Check every line of the listing below for "Total", and report how many lines have it, as a number with nothing more.
─── Dataset entries
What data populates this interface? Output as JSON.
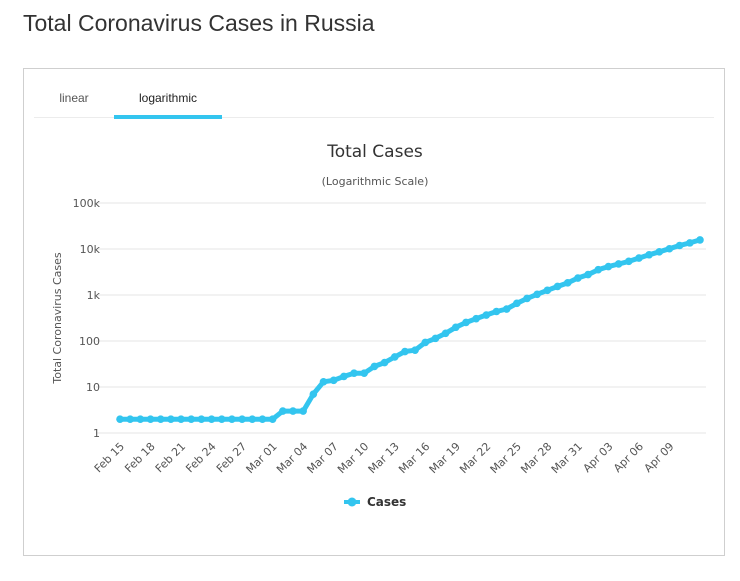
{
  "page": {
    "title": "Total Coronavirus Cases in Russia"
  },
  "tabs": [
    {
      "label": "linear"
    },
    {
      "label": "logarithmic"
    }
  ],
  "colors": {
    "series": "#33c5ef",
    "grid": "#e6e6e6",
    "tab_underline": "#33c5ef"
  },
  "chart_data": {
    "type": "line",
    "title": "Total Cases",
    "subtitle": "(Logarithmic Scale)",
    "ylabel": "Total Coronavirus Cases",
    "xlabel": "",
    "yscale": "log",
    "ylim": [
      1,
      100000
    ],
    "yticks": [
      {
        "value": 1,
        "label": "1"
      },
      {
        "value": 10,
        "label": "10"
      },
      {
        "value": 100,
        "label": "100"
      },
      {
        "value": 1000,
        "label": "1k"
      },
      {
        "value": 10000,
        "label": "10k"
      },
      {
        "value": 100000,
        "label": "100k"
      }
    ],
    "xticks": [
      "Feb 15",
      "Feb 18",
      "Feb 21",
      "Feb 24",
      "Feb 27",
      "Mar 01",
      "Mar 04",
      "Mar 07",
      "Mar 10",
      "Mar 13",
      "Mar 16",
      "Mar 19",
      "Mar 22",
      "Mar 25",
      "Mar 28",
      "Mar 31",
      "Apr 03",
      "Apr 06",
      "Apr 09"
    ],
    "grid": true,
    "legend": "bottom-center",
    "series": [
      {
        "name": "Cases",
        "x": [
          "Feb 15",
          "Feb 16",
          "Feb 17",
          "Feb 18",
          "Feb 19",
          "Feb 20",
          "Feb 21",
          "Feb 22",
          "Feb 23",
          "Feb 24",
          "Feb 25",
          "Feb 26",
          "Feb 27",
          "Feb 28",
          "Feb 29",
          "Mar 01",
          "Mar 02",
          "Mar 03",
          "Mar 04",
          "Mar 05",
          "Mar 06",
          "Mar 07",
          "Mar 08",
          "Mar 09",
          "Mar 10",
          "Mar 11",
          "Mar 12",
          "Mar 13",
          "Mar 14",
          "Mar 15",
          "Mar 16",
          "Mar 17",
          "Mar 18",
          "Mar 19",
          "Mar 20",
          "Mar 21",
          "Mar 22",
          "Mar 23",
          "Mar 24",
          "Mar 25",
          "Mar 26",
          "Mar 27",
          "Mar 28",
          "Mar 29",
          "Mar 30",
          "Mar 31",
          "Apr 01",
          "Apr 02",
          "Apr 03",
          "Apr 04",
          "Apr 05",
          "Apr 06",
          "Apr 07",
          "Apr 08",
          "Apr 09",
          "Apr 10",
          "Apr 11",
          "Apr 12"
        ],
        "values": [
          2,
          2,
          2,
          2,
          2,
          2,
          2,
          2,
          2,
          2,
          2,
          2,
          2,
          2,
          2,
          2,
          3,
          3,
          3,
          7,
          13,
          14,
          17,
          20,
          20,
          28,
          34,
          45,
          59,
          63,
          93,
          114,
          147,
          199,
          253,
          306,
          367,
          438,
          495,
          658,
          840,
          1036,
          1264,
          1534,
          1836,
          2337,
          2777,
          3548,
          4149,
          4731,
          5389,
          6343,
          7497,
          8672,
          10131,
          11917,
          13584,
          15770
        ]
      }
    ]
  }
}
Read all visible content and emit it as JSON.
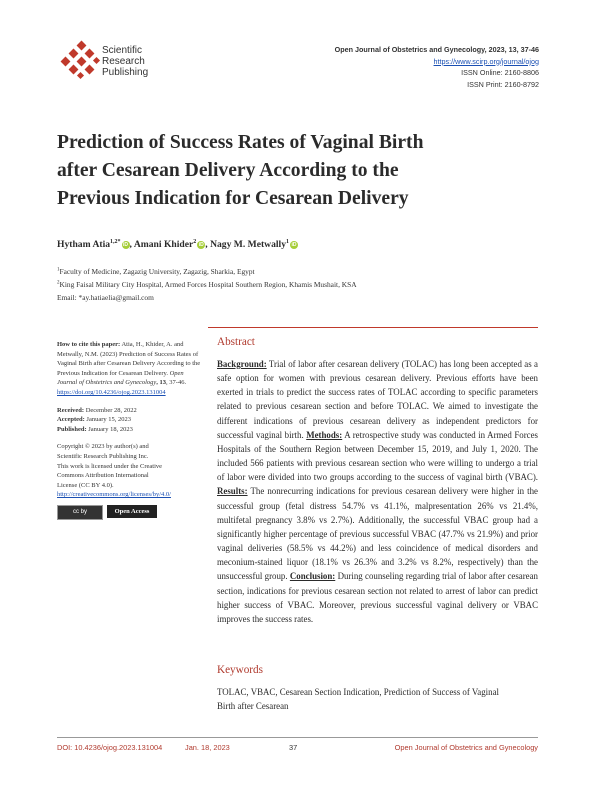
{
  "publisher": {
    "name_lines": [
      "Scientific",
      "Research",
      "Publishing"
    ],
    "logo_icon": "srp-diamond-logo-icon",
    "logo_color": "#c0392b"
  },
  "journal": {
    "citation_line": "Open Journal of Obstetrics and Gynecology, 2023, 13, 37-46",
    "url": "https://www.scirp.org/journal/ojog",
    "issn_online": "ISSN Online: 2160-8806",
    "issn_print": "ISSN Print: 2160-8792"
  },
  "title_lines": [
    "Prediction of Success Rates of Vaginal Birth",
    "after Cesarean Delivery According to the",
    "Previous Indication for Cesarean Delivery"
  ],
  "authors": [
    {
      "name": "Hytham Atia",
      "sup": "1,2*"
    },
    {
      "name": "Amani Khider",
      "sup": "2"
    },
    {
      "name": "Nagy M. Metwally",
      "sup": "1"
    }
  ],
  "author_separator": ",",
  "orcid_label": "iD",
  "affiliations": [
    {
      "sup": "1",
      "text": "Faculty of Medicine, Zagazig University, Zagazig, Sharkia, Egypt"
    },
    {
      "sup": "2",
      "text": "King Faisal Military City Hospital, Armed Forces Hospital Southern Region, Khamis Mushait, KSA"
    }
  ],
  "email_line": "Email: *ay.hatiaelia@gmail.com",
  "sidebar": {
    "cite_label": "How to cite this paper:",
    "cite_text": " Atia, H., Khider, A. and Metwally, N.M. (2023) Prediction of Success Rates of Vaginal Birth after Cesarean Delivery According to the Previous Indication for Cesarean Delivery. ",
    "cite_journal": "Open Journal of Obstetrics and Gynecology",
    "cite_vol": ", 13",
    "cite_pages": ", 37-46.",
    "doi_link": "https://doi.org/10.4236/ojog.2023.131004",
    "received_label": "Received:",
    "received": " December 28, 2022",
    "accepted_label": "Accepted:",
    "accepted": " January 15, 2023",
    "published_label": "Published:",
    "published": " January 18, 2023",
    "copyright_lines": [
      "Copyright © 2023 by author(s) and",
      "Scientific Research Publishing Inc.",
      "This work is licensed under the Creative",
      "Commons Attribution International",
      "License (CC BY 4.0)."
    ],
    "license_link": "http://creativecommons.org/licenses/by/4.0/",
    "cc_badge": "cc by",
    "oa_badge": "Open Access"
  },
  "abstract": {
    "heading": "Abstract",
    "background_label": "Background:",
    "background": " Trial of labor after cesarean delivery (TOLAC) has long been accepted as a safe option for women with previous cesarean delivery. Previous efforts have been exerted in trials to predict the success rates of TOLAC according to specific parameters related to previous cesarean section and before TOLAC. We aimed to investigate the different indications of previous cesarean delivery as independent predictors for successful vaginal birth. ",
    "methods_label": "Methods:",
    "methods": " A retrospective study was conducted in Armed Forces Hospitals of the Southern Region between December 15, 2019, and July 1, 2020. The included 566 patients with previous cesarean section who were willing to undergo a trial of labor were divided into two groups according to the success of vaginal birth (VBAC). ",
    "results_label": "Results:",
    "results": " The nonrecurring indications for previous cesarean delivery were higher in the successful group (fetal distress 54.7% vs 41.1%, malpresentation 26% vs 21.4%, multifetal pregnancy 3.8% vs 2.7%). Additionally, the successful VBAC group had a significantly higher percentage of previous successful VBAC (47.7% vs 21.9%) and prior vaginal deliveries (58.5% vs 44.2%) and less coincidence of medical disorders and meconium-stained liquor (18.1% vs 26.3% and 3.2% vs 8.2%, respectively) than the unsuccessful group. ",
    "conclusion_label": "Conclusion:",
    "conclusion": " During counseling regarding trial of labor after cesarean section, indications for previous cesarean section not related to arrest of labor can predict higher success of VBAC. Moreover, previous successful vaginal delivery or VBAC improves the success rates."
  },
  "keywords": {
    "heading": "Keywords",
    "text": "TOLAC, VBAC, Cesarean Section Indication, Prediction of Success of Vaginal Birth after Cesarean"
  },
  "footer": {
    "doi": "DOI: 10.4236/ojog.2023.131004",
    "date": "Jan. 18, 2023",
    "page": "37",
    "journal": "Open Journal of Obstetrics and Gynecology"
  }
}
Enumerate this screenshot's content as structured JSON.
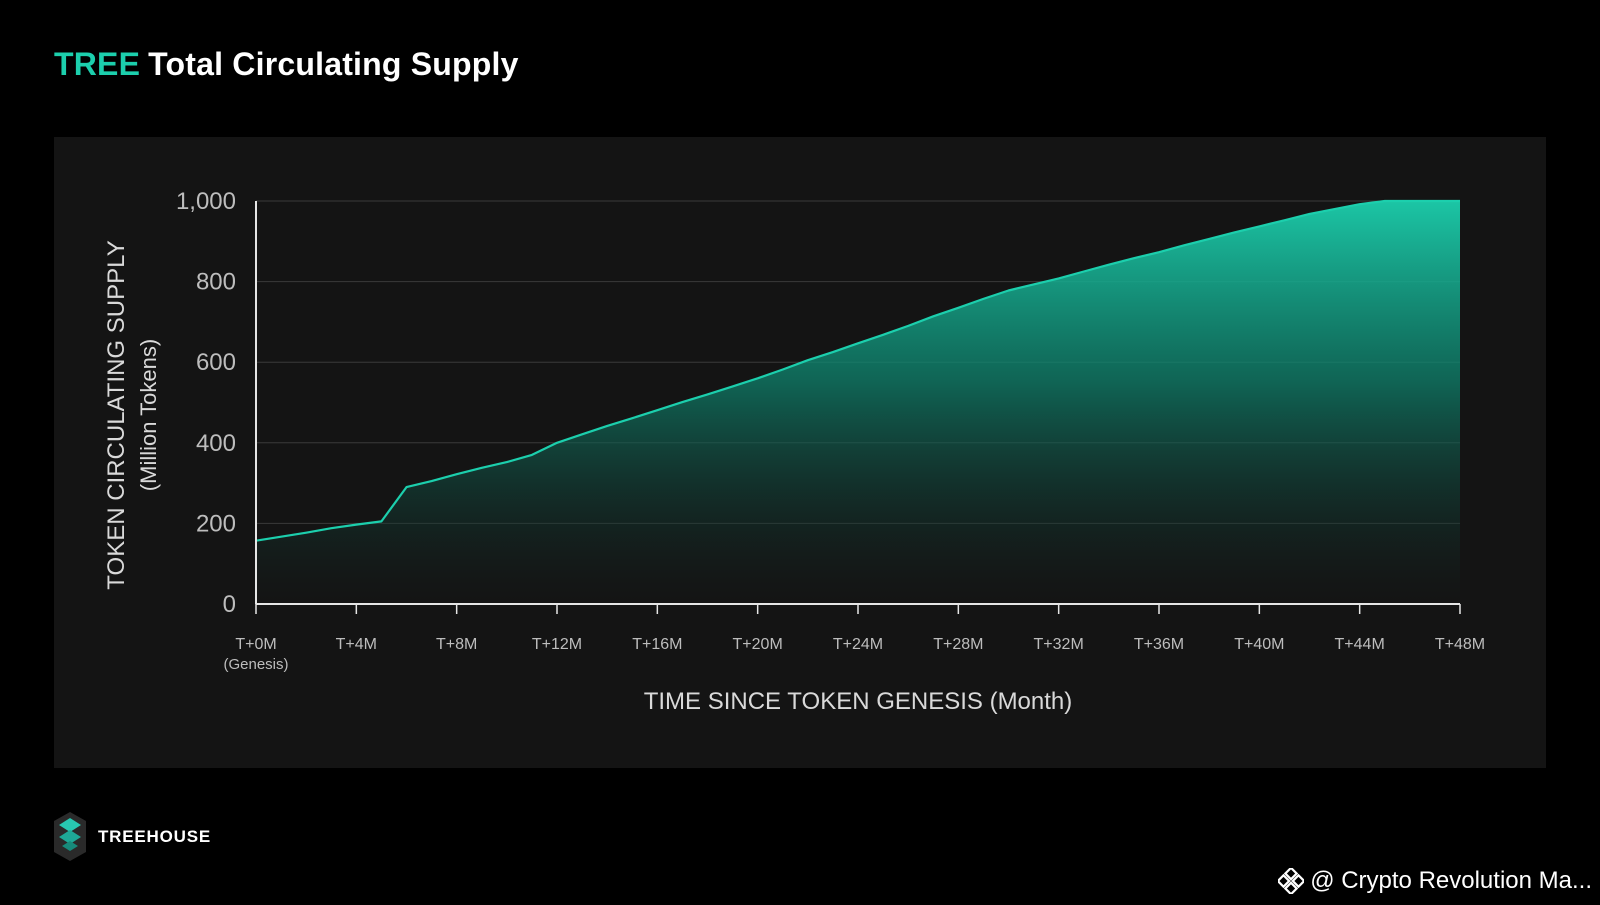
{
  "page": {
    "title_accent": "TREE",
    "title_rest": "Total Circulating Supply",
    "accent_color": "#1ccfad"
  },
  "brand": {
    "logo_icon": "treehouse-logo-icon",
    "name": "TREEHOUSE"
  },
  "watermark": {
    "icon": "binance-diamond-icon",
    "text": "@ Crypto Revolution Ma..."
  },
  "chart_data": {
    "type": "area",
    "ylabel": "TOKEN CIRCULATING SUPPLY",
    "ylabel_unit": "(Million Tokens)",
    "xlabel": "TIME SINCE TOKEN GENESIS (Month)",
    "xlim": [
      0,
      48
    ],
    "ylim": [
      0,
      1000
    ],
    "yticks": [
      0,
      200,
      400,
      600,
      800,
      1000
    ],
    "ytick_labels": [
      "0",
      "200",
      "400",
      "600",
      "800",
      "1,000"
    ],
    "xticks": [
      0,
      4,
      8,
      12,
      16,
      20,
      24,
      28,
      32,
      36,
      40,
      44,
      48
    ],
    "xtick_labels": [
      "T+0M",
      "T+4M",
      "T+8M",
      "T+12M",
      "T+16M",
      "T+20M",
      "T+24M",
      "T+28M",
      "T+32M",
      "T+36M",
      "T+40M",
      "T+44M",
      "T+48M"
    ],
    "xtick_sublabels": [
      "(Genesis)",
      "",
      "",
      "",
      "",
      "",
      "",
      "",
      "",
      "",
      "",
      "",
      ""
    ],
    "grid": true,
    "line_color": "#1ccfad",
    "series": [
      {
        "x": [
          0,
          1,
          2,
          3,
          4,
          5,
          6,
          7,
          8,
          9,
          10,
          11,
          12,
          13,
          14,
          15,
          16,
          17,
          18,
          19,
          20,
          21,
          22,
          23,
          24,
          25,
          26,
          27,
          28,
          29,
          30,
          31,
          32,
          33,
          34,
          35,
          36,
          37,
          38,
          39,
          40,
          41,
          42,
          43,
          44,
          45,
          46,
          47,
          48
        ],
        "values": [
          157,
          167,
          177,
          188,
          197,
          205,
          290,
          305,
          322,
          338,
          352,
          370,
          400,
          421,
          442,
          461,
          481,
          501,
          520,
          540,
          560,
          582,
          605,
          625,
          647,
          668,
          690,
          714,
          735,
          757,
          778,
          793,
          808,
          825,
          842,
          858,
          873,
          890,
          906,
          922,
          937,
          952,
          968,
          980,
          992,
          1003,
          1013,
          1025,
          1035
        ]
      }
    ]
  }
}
──────
_Problem solution_. 4